§ **TASK BRIEF**: Without the images, output each record below as it stands.
-------- RECORDS FOR THE TASK --------
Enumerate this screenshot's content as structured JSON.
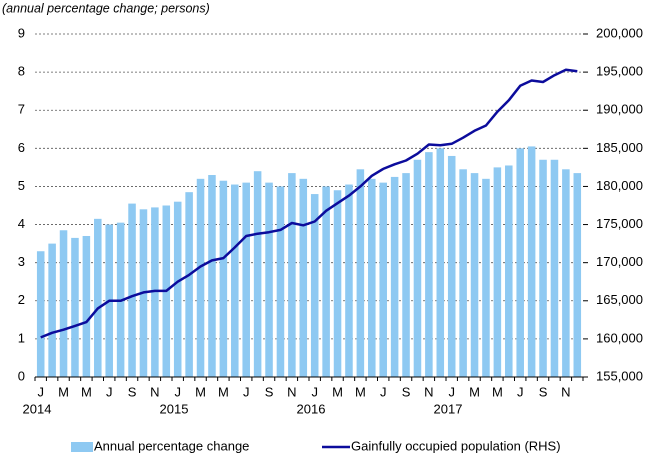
{
  "chart_data": {
    "type": "bar-line",
    "title": "(annual percentage change; persons)",
    "categories": [
      "J",
      null,
      "M",
      null,
      "M",
      null,
      "J",
      null,
      "S",
      null,
      "N",
      null,
      "J",
      null,
      "M",
      null,
      "M",
      null,
      "J",
      null,
      "S",
      null,
      "N",
      null,
      "J",
      null,
      "M",
      null,
      "M",
      null,
      "J",
      null,
      "S",
      null,
      "N",
      null,
      "J",
      null,
      "M",
      null,
      "M",
      null,
      "J",
      null,
      "S",
      null,
      "N",
      null
    ],
    "years": [
      "2014",
      "2015",
      "2016",
      "2017"
    ],
    "series": [
      {
        "name": "Annual percentage change",
        "type": "bar",
        "color": "#8ec9f2",
        "values": [
          3.3,
          3.5,
          3.85,
          3.65,
          3.7,
          4.15,
          4.0,
          4.05,
          4.55,
          4.4,
          4.45,
          4.5,
          4.6,
          4.85,
          5.2,
          5.3,
          5.15,
          5.05,
          5.1,
          5.4,
          5.1,
          5.0,
          5.35,
          5.2,
          4.8,
          5.0,
          4.9,
          5.05,
          5.45,
          5.2,
          5.1,
          5.25,
          5.35,
          5.7,
          5.9,
          6.0,
          5.8,
          5.45,
          5.35,
          5.2,
          5.5,
          5.55,
          6.0,
          6.05,
          5.7,
          5.7,
          5.45,
          5.35
        ]
      },
      {
        "name": "Gainfully occupied population (RHS)",
        "type": "line",
        "color": "#0c0c9c",
        "axis": "y2",
        "values": [
          160200,
          160800,
          161200,
          161700,
          162200,
          164000,
          165000,
          165000,
          165600,
          166100,
          166300,
          166300,
          167500,
          168400,
          169500,
          170300,
          170600,
          172000,
          173500,
          173800,
          174000,
          174300,
          175200,
          174900,
          175400,
          176800,
          177800,
          178800,
          180000,
          181400,
          182300,
          182900,
          183400,
          184300,
          185500,
          185400,
          185600,
          186400,
          187300,
          188000,
          189800,
          191300,
          193200,
          193900,
          193700,
          194600,
          195300,
          195100
        ]
      }
    ],
    "ylim": [
      0,
      9
    ],
    "yticks": [
      0,
      1,
      2,
      3,
      4,
      5,
      6,
      7,
      8,
      9
    ],
    "y2lim": [
      155000,
      200000
    ],
    "y2ticks": [
      {
        "value": 155000,
        "label": "155,000"
      },
      {
        "value": 160000,
        "label": "160,000"
      },
      {
        "value": 165000,
        "label": "165,000"
      },
      {
        "value": 170000,
        "label": "170,000"
      },
      {
        "value": 175000,
        "label": "175,000"
      },
      {
        "value": 180000,
        "label": "180,000"
      },
      {
        "value": 185000,
        "label": "185,000"
      },
      {
        "value": 190000,
        "label": "190,000"
      },
      {
        "value": 195000,
        "label": "195,000"
      },
      {
        "value": 200000,
        "label": "200,000"
      }
    ],
    "grid": true
  }
}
--------
§ **IN RESPONSE**:
Enumerate this screenshot's content as structured JSON.
{
  "chart_data": {
    "type": "bar-line",
    "title": "(annual percentage change; persons)",
    "categories": [
      "J",
      null,
      "M",
      null,
      "M",
      null,
      "J",
      null,
      "S",
      null,
      "N",
      null,
      "J",
      null,
      "M",
      null,
      "M",
      null,
      "J",
      null,
      "S",
      null,
      "N",
      null,
      "J",
      null,
      "M",
      null,
      "M",
      null,
      "J",
      null,
      "S",
      null,
      "N",
      null,
      "J",
      null,
      "M",
      null,
      "M",
      null,
      "J",
      null,
      "S",
      null,
      "N",
      null
    ],
    "years": [
      "2014",
      "2015",
      "2016",
      "2017"
    ],
    "series": [
      {
        "name": "Annual percentage change",
        "type": "bar",
        "color": "#8ec9f2",
        "values": [
          3.3,
          3.5,
          3.85,
          3.65,
          3.7,
          4.15,
          4.0,
          4.05,
          4.55,
          4.4,
          4.45,
          4.5,
          4.6,
          4.85,
          5.2,
          5.3,
          5.15,
          5.05,
          5.1,
          5.4,
          5.1,
          5.0,
          5.35,
          5.2,
          4.8,
          5.0,
          4.9,
          5.05,
          5.45,
          5.2,
          5.1,
          5.25,
          5.35,
          5.7,
          5.9,
          6.0,
          5.8,
          5.45,
          5.35,
          5.2,
          5.5,
          5.55,
          6.0,
          6.05,
          5.7,
          5.7,
          5.45,
          5.35
        ]
      },
      {
        "name": "Gainfully occupied population (RHS)",
        "type": "line",
        "color": "#0c0c9c",
        "axis": "y2",
        "values": [
          160200,
          160800,
          161200,
          161700,
          162200,
          164000,
          165000,
          165000,
          165600,
          166100,
          166300,
          166300,
          167500,
          168400,
          169500,
          170300,
          170600,
          172000,
          173500,
          173800,
          174000,
          174300,
          175200,
          174900,
          175400,
          176800,
          177800,
          178800,
          180000,
          181400,
          182300,
          182900,
          183400,
          184300,
          185500,
          185400,
          185600,
          186400,
          187300,
          188000,
          189800,
          191300,
          193200,
          193900,
          193700,
          194600,
          195300,
          195100
        ]
      }
    ],
    "ylim": [
      0,
      9
    ],
    "yticks": [
      0,
      1,
      2,
      3,
      4,
      5,
      6,
      7,
      8,
      9
    ],
    "y2lim": [
      155000,
      200000
    ],
    "y2ticks": [
      {
        "value": 155000,
        "label": "155,000"
      },
      {
        "value": 160000,
        "label": "160,000"
      },
      {
        "value": 165000,
        "label": "165,000"
      },
      {
        "value": 170000,
        "label": "170,000"
      },
      {
        "value": 175000,
        "label": "175,000"
      },
      {
        "value": 180000,
        "label": "180,000"
      },
      {
        "value": 185000,
        "label": "185,000"
      },
      {
        "value": 190000,
        "label": "190,000"
      },
      {
        "value": 195000,
        "label": "195,000"
      },
      {
        "value": 200000,
        "label": "200,000"
      }
    ],
    "grid": true
  }
}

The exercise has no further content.